• [Written instruction]
Look through the material and copy each line holding "против".

• [Available data]
((
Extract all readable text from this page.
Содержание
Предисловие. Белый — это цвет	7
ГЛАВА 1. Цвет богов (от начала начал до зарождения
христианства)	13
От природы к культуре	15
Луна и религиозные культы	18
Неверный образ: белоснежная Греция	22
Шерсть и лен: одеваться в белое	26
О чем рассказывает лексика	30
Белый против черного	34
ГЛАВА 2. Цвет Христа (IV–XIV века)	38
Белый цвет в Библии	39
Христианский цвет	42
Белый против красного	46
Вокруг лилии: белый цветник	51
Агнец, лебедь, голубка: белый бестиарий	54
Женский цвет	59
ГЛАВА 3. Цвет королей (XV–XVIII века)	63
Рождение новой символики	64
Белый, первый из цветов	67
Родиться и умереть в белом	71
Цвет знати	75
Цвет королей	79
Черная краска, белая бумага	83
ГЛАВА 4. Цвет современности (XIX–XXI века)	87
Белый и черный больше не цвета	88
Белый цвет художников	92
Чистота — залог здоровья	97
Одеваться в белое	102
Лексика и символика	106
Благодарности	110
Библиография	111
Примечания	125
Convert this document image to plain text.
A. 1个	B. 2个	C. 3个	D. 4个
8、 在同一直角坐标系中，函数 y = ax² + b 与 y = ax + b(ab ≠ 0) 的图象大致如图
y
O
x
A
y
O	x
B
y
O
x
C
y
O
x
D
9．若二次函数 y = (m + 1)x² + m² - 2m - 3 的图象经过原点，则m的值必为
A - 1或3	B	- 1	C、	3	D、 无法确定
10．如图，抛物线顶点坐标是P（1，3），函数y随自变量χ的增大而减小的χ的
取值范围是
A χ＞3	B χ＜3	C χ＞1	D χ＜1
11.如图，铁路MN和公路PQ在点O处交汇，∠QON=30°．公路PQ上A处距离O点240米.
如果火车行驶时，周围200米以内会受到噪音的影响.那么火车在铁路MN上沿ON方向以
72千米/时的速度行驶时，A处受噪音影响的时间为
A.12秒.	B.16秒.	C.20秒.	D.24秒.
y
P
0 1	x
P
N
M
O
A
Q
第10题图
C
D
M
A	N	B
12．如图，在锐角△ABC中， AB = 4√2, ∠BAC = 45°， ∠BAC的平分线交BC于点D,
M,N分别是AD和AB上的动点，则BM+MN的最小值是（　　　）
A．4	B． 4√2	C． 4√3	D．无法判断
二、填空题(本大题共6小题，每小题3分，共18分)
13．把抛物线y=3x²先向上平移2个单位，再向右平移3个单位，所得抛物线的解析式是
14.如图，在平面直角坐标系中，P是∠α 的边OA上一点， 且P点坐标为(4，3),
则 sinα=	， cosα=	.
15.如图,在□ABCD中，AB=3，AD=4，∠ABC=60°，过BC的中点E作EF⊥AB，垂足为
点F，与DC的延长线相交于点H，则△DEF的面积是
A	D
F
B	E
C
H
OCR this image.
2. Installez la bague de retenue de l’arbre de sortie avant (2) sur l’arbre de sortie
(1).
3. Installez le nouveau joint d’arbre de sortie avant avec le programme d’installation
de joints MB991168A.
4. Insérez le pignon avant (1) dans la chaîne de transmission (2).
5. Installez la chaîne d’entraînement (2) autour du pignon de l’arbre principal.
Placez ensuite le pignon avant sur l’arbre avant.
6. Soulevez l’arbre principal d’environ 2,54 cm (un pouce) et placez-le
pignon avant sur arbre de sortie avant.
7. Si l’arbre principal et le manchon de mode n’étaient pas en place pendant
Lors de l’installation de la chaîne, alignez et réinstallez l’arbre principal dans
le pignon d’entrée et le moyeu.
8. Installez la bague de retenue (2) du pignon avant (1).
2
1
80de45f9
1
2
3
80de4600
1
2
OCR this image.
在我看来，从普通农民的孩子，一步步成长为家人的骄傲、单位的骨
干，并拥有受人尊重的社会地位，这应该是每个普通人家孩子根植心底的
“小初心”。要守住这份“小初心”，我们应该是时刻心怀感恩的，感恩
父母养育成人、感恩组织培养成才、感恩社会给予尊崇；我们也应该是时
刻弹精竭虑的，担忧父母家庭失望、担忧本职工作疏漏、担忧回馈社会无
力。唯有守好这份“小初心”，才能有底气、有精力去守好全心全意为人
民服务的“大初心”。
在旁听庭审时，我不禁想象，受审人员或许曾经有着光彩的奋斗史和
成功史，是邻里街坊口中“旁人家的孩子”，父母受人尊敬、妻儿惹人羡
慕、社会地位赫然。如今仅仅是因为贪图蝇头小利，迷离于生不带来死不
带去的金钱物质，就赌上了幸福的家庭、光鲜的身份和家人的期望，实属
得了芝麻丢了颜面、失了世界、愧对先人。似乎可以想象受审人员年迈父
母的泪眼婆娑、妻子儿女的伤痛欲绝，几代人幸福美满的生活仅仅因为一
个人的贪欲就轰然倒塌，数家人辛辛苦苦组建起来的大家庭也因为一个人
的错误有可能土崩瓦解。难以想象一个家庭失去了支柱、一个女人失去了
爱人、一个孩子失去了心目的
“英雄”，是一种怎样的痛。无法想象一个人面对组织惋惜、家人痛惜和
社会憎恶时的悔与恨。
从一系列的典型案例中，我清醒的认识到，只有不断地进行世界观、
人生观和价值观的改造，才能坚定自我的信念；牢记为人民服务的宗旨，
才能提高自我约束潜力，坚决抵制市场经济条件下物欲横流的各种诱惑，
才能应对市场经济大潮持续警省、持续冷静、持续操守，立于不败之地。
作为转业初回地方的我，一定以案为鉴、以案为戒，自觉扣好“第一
))
• [Worked answer]
Белый против черного	34
Белый против красного	46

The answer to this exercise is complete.